Written request → Return all of the entries exactly as written.

* * * * * * *

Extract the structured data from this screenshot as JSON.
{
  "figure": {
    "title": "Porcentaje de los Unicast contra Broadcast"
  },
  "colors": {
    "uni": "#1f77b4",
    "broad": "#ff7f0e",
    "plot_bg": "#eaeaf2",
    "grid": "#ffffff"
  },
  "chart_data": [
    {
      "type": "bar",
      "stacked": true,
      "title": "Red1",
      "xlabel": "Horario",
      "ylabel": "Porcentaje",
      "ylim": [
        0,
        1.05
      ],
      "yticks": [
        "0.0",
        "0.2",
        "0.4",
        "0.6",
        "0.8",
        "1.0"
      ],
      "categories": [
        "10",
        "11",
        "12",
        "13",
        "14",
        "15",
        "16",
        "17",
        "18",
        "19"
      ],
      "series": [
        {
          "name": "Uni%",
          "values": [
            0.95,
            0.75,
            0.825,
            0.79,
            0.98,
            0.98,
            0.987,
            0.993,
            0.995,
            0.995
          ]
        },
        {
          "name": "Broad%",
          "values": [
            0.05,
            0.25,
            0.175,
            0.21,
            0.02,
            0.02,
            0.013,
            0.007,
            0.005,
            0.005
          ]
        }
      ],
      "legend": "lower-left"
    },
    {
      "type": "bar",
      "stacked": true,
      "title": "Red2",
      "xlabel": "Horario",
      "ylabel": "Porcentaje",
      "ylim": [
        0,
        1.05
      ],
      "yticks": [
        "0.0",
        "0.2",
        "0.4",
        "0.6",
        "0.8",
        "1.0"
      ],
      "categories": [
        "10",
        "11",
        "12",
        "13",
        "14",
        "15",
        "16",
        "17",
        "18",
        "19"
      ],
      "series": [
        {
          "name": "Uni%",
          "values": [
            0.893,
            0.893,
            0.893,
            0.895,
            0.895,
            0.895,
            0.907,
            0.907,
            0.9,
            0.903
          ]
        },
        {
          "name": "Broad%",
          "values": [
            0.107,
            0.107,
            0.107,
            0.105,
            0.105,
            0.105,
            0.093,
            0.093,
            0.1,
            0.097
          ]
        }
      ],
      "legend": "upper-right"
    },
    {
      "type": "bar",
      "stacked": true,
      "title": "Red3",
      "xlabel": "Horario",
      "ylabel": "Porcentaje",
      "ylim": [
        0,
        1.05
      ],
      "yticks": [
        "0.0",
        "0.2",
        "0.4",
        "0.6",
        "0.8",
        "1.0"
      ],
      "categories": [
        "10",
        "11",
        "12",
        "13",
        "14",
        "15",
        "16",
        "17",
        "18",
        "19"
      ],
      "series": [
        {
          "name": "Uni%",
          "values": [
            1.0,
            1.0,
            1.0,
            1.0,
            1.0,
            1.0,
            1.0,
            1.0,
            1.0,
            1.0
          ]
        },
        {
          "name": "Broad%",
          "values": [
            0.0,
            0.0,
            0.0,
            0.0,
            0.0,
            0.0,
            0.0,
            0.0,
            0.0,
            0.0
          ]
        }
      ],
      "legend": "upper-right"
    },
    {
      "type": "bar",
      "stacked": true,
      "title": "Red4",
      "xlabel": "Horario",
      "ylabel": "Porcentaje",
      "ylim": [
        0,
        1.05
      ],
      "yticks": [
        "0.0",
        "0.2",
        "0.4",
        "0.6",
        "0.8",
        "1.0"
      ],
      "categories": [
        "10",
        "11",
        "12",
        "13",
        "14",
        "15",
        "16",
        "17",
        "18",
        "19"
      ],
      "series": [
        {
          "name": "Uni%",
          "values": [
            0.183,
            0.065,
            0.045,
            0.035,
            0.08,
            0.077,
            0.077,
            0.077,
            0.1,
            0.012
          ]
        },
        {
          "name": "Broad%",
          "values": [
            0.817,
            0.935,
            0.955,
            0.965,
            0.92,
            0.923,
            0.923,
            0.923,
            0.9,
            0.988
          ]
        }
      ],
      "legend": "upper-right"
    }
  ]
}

* * * * * * *

Output of the task →
Extract the structured data from this screenshot as JSON.
{
  "figure": {
    "title": "Porcentaje de los Unicast contra Broadcast"
  },
  "colors": {
    "uni": "#1f77b4",
    "broad": "#ff7f0e",
    "plot_bg": "#eaeaf2",
    "grid": "#ffffff"
  },
  "chart_data": [
    {
      "type": "bar",
      "stacked": true,
      "title": "Red1",
      "xlabel": "Horario",
      "ylabel": "Porcentaje",
      "ylim": [
        0,
        1.05
      ],
      "yticks": [
        "0.0",
        "0.2",
        "0.4",
        "0.6",
        "0.8",
        "1.0"
      ],
      "categories": [
        "10",
        "11",
        "12",
        "13",
        "14",
        "15",
        "16",
        "17",
        "18",
        "19"
      ],
      "series": [
        {
          "name": "Uni%",
          "values": [
            0.95,
            0.75,
            0.825,
            0.79,
            0.98,
            0.98,
            0.987,
            0.993,
            0.995,
            0.995
          ]
        },
        {
          "name": "Broad%",
          "values": [
            0.05,
            0.25,
            0.175,
            0.21,
            0.02,
            0.02,
            0.013,
            0.007,
            0.005,
            0.005
          ]
        }
      ],
      "legend": "lower-left"
    },
    {
      "type": "bar",
      "stacked": true,
      "title": "Red2",
      "xlabel": "Horario",
      "ylabel": "Porcentaje",
      "ylim": [
        0,
        1.05
      ],
      "yticks": [
        "0.0",
        "0.2",
        "0.4",
        "0.6",
        "0.8",
        "1.0"
      ],
      "categories": [
        "10",
        "11",
        "12",
        "13",
        "14",
        "15",
        "16",
        "17",
        "18",
        "19"
      ],
      "series": [
        {
          "name": "Uni%",
          "values": [
            0.893,
            0.893,
            0.893,
            0.895,
            0.895,
            0.895,
            0.907,
            0.907,
            0.9,
            0.903
          ]
        },
        {
          "name": "Broad%",
          "values": [
            0.107,
            0.107,
            0.107,
            0.105,
            0.105,
            0.105,
            0.093,
            0.093,
            0.1,
            0.097
          ]
        }
      ],
      "legend": "upper-right"
    },
    {
      "type": "bar",
      "stacked": true,
      "title": "Red3",
      "xlabel": "Horario",
      "ylabel": "Porcentaje",
      "ylim": [
        0,
        1.05
      ],
      "yticks": [
        "0.0",
        "0.2",
        "0.4",
        "0.6",
        "0.8",
        "1.0"
      ],
      "categories": [
        "10",
        "11",
        "12",
        "13",
        "14",
        "15",
        "16",
        "17",
        "18",
        "19"
      ],
      "series": [
        {
          "name": "Uni%",
          "values": [
            1.0,
            1.0,
            1.0,
            1.0,
            1.0,
            1.0,
            1.0,
            1.0,
            1.0,
            1.0
          ]
        },
        {
          "name": "Broad%",
          "values": [
            0.0,
            0.0,
            0.0,
            0.0,
            0.0,
            0.0,
            0.0,
            0.0,
            0.0,
            0.0
          ]
        }
      ],
      "legend": "upper-right"
    },
    {
      "type": "bar",
      "stacked": true,
      "title": "Red4",
      "xlabel": "Horario",
      "ylabel": "Porcentaje",
      "ylim": [
        0,
        1.05
      ],
      "yticks": [
        "0.0",
        "0.2",
        "0.4",
        "0.6",
        "0.8",
        "1.0"
      ],
      "categories": [
        "10",
        "11",
        "12",
        "13",
        "14",
        "15",
        "16",
        "17",
        "18",
        "19"
      ],
      "series": [
        {
          "name": "Uni%",
          "values": [
            0.183,
            0.065,
            0.045,
            0.035,
            0.08,
            0.077,
            0.077,
            0.077,
            0.1,
            0.012
          ]
        },
        {
          "name": "Broad%",
          "values": [
            0.817,
            0.935,
            0.955,
            0.965,
            0.92,
            0.923,
            0.923,
            0.923,
            0.9,
            0.988
          ]
        }
      ],
      "legend": "upper-right"
    }
  ]
}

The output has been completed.